#### Direction
Your task is to copy the material exactly.

#### Material provided
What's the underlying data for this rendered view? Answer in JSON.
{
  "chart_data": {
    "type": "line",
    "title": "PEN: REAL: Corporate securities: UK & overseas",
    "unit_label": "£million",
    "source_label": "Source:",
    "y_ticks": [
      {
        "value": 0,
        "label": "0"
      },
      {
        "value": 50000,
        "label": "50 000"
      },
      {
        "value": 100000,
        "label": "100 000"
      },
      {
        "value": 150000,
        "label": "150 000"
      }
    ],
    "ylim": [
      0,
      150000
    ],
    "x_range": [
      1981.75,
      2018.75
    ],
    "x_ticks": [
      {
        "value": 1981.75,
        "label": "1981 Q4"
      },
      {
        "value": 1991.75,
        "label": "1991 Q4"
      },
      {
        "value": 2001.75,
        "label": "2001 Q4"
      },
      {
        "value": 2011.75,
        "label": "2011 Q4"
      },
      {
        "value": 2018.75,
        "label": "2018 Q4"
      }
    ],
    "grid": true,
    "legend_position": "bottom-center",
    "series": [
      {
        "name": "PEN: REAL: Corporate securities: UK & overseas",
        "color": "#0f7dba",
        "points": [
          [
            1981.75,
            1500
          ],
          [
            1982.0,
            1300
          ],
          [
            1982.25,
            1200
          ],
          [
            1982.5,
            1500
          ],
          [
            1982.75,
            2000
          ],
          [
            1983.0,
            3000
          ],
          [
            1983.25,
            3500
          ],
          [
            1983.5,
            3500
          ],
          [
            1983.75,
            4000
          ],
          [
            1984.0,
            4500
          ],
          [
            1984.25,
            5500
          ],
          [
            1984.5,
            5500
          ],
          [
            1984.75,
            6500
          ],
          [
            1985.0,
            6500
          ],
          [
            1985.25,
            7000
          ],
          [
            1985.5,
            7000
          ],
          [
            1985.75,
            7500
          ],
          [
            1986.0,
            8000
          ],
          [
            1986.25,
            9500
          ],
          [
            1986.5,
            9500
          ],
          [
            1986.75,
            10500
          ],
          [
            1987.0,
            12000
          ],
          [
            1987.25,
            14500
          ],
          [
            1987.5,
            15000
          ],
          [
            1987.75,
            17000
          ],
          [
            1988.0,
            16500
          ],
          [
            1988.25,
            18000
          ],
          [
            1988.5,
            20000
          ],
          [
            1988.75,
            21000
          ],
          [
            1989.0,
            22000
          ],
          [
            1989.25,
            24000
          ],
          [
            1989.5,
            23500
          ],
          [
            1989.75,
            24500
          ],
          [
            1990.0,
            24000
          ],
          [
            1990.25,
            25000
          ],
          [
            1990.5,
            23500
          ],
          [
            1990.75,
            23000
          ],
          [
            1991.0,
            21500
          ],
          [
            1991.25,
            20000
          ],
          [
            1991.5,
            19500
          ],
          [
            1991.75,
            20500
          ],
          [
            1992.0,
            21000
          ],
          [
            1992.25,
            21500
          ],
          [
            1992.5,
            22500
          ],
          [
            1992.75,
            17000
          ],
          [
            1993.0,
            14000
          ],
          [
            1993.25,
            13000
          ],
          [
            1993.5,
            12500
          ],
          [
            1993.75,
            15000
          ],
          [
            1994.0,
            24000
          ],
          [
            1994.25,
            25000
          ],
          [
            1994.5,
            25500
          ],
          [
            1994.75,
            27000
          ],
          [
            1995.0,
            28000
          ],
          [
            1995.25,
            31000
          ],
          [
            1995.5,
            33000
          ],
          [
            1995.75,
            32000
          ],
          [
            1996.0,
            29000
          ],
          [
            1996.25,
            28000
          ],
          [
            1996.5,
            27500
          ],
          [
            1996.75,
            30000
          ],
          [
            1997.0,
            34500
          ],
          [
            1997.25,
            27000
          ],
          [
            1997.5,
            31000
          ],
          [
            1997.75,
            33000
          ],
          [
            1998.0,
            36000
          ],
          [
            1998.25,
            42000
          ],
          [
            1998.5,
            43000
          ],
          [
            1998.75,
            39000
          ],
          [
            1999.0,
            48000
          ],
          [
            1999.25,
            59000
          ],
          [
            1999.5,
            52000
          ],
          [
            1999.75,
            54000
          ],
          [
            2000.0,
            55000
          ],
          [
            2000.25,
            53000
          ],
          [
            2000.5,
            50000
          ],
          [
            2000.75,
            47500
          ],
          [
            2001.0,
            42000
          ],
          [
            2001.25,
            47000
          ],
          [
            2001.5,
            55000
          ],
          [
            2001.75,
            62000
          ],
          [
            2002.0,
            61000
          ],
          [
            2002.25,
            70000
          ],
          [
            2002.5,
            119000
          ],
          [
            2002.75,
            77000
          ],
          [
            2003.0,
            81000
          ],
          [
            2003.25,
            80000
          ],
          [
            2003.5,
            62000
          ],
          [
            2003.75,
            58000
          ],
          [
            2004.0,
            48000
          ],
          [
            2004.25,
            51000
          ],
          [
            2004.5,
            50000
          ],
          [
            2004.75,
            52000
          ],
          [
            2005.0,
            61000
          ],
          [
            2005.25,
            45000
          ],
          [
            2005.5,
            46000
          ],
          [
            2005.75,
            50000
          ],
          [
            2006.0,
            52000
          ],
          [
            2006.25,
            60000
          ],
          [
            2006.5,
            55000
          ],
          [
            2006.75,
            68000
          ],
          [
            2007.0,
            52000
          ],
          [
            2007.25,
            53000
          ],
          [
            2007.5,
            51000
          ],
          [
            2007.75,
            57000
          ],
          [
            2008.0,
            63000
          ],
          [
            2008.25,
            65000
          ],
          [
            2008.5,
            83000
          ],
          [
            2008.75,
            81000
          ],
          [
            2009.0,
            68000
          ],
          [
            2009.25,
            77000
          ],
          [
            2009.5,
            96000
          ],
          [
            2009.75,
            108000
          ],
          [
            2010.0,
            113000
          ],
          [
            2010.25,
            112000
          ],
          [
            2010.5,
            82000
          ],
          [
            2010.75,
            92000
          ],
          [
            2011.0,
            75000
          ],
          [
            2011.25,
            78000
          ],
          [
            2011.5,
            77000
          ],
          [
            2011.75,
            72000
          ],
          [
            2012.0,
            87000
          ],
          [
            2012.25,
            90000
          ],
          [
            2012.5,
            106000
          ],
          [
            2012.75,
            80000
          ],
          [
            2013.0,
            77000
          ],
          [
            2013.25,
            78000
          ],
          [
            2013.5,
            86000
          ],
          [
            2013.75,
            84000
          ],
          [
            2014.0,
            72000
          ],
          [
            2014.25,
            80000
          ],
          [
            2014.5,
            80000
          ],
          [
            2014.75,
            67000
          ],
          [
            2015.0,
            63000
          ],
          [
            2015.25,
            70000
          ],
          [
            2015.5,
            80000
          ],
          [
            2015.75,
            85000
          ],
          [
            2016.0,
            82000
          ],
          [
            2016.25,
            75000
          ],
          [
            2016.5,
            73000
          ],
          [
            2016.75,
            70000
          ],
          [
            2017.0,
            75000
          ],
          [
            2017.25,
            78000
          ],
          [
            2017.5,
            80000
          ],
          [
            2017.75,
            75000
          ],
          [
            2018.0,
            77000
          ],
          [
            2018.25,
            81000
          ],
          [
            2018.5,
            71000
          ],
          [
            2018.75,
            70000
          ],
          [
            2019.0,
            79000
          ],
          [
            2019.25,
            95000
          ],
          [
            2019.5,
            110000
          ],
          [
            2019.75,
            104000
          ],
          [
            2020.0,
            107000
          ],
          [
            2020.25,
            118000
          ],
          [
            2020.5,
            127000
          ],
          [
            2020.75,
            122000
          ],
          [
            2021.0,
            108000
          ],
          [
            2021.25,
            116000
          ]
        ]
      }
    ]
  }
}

#### Solution for this task
What's the underlying data for this rendered view? Answer in JSON.
{
  "chart_data": {
    "type": "line",
    "title": "PEN: REAL: Corporate securities: UK & overseas",
    "unit_label": "£million",
    "source_label": "Source:",
    "y_ticks": [
      {
        "value": 0,
        "label": "0"
      },
      {
        "value": 50000,
        "label": "50 000"
      },
      {
        "value": 100000,
        "label": "100 000"
      },
      {
        "value": 150000,
        "label": "150 000"
      }
    ],
    "ylim": [
      0,
      150000
    ],
    "x_range": [
      1981.75,
      2018.75
    ],
    "x_ticks": [
      {
        "value": 1981.75,
        "label": "1981 Q4"
      },
      {
        "value": 1991.75,
        "label": "1991 Q4"
      },
      {
        "value": 2001.75,
        "label": "2001 Q4"
      },
      {
        "value": 2011.75,
        "label": "2011 Q4"
      },
      {
        "value": 2018.75,
        "label": "2018 Q4"
      }
    ],
    "grid": true,
    "legend_position": "bottom-center",
    "series": [
      {
        "name": "PEN: REAL: Corporate securities: UK & overseas",
        "color": "#0f7dba",
        "points": [
          [
            1981.75,
            1500
          ],
          [
            1982.0,
            1300
          ],
          [
            1982.25,
            1200
          ],
          [
            1982.5,
            1500
          ],
          [
            1982.75,
            2000
          ],
          [
            1983.0,
            3000
          ],
          [
            1983.25,
            3500
          ],
          [
            1983.5,
            3500
          ],
          [
            1983.75,
            4000
          ],
          [
            1984.0,
            4500
          ],
          [
            1984.25,
            5500
          ],
          [
            1984.5,
            5500
          ],
          [
            1984.75,
            6500
          ],
          [
            1985.0,
            6500
          ],
          [
            1985.25,
            7000
          ],
          [
            1985.5,
            7000
          ],
          [
            1985.75,
            7500
          ],
          [
            1986.0,
            8000
          ],
          [
            1986.25,
            9500
          ],
          [
            1986.5,
            9500
          ],
          [
            1986.75,
            10500
          ],
          [
            1987.0,
            12000
          ],
          [
            1987.25,
            14500
          ],
          [
            1987.5,
            15000
          ],
          [
            1987.75,
            17000
          ],
          [
            1988.0,
            16500
          ],
          [
            1988.25,
            18000
          ],
          [
            1988.5,
            20000
          ],
          [
            1988.75,
            21000
          ],
          [
            1989.0,
            22000
          ],
          [
            1989.25,
            24000
          ],
          [
            1989.5,
            23500
          ],
          [
            1989.75,
            24500
          ],
          [
            1990.0,
            24000
          ],
          [
            1990.25,
            25000
          ],
          [
            1990.5,
            23500
          ],
          [
            1990.75,
            23000
          ],
          [
            1991.0,
            21500
          ],
          [
            1991.25,
            20000
          ],
          [
            1991.5,
            19500
          ],
          [
            1991.75,
            20500
          ],
          [
            1992.0,
            21000
          ],
          [
            1992.25,
            21500
          ],
          [
            1992.5,
            22500
          ],
          [
            1992.75,
            17000
          ],
          [
            1993.0,
            14000
          ],
          [
            1993.25,
            13000
          ],
          [
            1993.5,
            12500
          ],
          [
            1993.75,
            15000
          ],
          [
            1994.0,
            24000
          ],
          [
            1994.25,
            25000
          ],
          [
            1994.5,
            25500
          ],
          [
            1994.75,
            27000
          ],
          [
            1995.0,
            28000
          ],
          [
            1995.25,
            31000
          ],
          [
            1995.5,
            33000
          ],
          [
            1995.75,
            32000
          ],
          [
            1996.0,
            29000
          ],
          [
            1996.25,
            28000
          ],
          [
            1996.5,
            27500
          ],
          [
            1996.75,
            30000
          ],
          [
            1997.0,
            34500
          ],
          [
            1997.25,
            27000
          ],
          [
            1997.5,
            31000
          ],
          [
            1997.75,
            33000
          ],
          [
            1998.0,
            36000
          ],
          [
            1998.25,
            42000
          ],
          [
            1998.5,
            43000
          ],
          [
            1998.75,
            39000
          ],
          [
            1999.0,
            48000
          ],
          [
            1999.25,
            59000
          ],
          [
            1999.5,
            52000
          ],
          [
            1999.75,
            54000
          ],
          [
            2000.0,
            55000
          ],
          [
            2000.25,
            53000
          ],
          [
            2000.5,
            50000
          ],
          [
            2000.75,
            47500
          ],
          [
            2001.0,
            42000
          ],
          [
            2001.25,
            47000
          ],
          [
            2001.5,
            55000
          ],
          [
            2001.75,
            62000
          ],
          [
            2002.0,
            61000
          ],
          [
            2002.25,
            70000
          ],
          [
            2002.5,
            119000
          ],
          [
            2002.75,
            77000
          ],
          [
            2003.0,
            81000
          ],
          [
            2003.25,
            80000
          ],
          [
            2003.5,
            62000
          ],
          [
            2003.75,
            58000
          ],
          [
            2004.0,
            48000
          ],
          [
            2004.25,
            51000
          ],
          [
            2004.5,
            50000
          ],
          [
            2004.75,
            52000
          ],
          [
            2005.0,
            61000
          ],
          [
            2005.25,
            45000
          ],
          [
            2005.5,
            46000
          ],
          [
            2005.75,
            50000
          ],
          [
            2006.0,
            52000
          ],
          [
            2006.25,
            60000
          ],
          [
            2006.5,
            55000
          ],
          [
            2006.75,
            68000
          ],
          [
            2007.0,
            52000
          ],
          [
            2007.25,
            53000
          ],
          [
            2007.5,
            51000
          ],
          [
            2007.75,
            57000
          ],
          [
            2008.0,
            63000
          ],
          [
            2008.25,
            65000
          ],
          [
            2008.5,
            83000
          ],
          [
            2008.75,
            81000
          ],
          [
            2009.0,
            68000
          ],
          [
            2009.25,
            77000
          ],
          [
            2009.5,
            96000
          ],
          [
            2009.75,
            108000
          ],
          [
            2010.0,
            113000
          ],
          [
            2010.25,
            112000
          ],
          [
            2010.5,
            82000
          ],
          [
            2010.75,
            92000
          ],
          [
            2011.0,
            75000
          ],
          [
            2011.25,
            78000
          ],
          [
            2011.5,
            77000
          ],
          [
            2011.75,
            72000
          ],
          [
            2012.0,
            87000
          ],
          [
            2012.25,
            90000
          ],
          [
            2012.5,
            106000
          ],
          [
            2012.75,
            80000
          ],
          [
            2013.0,
            77000
          ],
          [
            2013.25,
            78000
          ],
          [
            2013.5,
            86000
          ],
          [
            2013.75,
            84000
          ],
          [
            2014.0,
            72000
          ],
          [
            2014.25,
            80000
          ],
          [
            2014.5,
            80000
          ],
          [
            2014.75,
            67000
          ],
          [
            2015.0,
            63000
          ],
          [
            2015.25,
            70000
          ],
          [
            2015.5,
            80000
          ],
          [
            2015.75,
            85000
          ],
          [
            2016.0,
            82000
          ],
          [
            2016.25,
            75000
          ],
          [
            2016.5,
            73000
          ],
          [
            2016.75,
            70000
          ],
          [
            2017.0,
            75000
          ],
          [
            2017.25,
            78000
          ],
          [
            2017.5,
            80000
          ],
          [
            2017.75,
            75000
          ],
          [
            2018.0,
            77000
          ],
          [
            2018.25,
            81000
          ],
          [
            2018.5,
            71000
          ],
          [
            2018.75,
            70000
          ],
          [
            2019.0,
            79000
          ],
          [
            2019.25,
            95000
          ],
          [
            2019.5,
            110000
          ],
          [
            2019.75,
            104000
          ],
          [
            2020.0,
            107000
          ],
          [
            2020.25,
            118000
          ],
          [
            2020.5,
            127000
          ],
          [
            2020.75,
            122000
          ],
          [
            2021.0,
            108000
          ],
          [
            2021.25,
            116000
          ]
        ]
      }
    ]
  }
}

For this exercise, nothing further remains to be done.